Supplied information -
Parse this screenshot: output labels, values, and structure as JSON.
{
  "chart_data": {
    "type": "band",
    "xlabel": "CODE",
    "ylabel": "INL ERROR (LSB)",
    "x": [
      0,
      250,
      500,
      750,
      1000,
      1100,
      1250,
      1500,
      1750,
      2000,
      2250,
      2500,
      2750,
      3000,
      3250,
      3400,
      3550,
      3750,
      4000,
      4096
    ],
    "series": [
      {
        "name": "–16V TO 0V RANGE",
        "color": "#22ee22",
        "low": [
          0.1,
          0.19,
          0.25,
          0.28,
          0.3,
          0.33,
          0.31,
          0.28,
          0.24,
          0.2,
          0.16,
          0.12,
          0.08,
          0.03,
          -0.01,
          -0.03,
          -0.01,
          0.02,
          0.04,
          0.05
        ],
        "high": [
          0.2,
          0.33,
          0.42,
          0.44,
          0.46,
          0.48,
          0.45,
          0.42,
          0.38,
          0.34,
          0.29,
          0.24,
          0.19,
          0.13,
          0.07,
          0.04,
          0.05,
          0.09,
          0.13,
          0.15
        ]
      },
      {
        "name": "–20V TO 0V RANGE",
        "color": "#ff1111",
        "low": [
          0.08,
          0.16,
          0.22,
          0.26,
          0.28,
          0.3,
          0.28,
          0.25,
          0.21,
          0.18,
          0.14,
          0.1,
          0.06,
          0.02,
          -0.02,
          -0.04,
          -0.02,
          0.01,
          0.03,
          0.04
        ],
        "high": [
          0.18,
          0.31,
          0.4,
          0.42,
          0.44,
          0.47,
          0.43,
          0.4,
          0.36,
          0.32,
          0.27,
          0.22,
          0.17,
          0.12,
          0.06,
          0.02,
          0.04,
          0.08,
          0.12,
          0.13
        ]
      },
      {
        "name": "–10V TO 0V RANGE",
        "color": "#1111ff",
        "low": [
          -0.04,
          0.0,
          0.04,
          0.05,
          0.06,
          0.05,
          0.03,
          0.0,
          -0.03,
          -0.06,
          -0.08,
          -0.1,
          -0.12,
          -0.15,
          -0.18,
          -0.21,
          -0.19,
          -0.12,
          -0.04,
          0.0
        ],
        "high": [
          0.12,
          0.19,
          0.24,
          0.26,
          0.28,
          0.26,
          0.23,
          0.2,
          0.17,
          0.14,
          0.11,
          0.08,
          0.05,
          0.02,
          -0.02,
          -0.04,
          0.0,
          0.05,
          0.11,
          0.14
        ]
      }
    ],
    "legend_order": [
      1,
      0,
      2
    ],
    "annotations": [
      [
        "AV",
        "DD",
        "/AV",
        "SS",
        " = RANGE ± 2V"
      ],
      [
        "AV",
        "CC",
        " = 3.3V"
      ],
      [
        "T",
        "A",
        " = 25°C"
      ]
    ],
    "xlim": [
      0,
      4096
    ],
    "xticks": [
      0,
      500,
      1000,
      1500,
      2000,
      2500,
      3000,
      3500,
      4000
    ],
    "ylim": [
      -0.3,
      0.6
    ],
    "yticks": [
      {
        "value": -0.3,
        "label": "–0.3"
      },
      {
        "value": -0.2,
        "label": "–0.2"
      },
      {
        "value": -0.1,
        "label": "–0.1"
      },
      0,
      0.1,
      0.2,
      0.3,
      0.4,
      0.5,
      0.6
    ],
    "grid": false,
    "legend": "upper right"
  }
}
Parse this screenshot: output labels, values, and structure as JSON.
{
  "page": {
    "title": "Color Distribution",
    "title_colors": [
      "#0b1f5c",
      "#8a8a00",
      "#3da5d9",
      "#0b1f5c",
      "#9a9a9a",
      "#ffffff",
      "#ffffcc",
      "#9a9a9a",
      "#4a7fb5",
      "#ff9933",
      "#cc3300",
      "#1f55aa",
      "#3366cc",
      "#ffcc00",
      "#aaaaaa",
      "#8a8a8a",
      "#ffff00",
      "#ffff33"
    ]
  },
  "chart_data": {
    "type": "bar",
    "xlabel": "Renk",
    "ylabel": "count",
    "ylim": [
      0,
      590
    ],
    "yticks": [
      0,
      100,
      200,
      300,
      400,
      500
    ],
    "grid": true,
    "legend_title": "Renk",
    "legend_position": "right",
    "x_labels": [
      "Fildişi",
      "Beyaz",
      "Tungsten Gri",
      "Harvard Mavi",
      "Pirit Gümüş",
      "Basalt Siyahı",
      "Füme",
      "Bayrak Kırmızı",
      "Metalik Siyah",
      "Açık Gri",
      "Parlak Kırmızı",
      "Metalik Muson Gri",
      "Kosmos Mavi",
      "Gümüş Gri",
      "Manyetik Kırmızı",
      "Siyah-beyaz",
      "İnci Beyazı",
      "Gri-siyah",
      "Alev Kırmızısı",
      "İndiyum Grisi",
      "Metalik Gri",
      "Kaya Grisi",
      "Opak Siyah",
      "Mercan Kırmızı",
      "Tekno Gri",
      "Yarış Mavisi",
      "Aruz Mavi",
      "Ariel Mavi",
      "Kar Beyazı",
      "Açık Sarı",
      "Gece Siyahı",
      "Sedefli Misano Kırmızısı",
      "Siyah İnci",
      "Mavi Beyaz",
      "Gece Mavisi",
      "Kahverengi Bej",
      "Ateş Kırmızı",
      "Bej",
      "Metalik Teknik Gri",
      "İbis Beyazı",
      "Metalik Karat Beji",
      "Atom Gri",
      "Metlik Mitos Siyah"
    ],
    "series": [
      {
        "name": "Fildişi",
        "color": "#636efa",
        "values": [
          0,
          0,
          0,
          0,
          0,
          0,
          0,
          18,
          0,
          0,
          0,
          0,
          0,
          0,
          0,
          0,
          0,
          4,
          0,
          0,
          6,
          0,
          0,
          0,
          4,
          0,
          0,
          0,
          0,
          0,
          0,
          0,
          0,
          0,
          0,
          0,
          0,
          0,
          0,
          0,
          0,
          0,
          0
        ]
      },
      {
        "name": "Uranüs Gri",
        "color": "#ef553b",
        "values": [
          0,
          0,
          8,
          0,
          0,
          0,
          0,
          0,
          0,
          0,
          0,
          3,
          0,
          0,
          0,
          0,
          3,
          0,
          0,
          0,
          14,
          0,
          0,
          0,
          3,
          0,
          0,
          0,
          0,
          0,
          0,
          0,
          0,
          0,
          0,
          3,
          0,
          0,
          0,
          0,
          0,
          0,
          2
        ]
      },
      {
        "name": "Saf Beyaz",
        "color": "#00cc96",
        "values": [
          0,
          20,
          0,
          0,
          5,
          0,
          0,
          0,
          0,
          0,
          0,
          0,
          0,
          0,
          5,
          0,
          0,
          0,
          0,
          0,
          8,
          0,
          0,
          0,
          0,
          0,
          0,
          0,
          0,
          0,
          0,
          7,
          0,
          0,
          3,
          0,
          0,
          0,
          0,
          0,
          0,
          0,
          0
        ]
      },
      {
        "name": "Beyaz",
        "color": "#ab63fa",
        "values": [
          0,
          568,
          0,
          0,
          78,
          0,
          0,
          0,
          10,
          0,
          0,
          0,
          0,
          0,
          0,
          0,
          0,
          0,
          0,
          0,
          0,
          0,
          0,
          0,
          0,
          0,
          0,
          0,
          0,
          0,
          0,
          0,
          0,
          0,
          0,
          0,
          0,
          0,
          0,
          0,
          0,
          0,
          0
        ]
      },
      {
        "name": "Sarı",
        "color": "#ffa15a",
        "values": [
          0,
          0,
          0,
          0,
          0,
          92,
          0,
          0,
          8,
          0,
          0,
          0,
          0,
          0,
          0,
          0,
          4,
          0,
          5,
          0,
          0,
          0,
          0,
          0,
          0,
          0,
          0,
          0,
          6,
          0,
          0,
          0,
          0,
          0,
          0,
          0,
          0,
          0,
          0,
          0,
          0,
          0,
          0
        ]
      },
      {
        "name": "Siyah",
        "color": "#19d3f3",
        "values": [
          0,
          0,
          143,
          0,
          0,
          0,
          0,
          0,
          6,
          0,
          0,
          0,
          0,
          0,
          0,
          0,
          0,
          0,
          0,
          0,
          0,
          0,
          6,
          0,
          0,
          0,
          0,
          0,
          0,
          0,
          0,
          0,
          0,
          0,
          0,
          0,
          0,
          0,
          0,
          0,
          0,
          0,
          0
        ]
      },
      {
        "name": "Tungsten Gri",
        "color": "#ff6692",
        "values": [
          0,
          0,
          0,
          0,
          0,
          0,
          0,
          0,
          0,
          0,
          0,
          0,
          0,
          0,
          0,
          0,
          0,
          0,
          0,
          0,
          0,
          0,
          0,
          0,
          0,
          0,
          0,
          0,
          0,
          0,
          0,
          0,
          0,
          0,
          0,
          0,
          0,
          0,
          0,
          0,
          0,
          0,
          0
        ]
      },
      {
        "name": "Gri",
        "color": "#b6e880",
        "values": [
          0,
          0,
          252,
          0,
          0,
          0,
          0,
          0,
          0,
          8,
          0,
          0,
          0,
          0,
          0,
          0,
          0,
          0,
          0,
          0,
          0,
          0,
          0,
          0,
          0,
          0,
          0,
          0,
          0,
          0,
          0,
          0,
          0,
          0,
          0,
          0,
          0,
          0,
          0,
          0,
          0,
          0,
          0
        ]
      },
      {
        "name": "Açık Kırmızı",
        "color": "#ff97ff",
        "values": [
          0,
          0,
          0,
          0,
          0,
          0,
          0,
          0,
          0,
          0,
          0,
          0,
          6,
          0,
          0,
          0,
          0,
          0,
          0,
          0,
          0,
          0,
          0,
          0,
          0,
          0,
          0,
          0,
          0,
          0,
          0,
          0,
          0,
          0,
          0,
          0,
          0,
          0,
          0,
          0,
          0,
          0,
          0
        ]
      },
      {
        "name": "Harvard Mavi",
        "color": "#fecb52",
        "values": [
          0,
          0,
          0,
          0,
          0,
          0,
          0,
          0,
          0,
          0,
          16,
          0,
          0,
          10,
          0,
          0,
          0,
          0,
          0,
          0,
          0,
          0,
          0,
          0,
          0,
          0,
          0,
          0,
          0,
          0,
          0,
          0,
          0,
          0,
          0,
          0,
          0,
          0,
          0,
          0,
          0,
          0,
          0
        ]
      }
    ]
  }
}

Short task - Identify every line above that includes the word "Metalik", and show those lines.

Exercise solution -
      "Metalik Siyah",
      "Metalik Muson Gri",
      "Metalik Gri",
      "Metalik Teknik Gri",
      "Metalik Karat Beji",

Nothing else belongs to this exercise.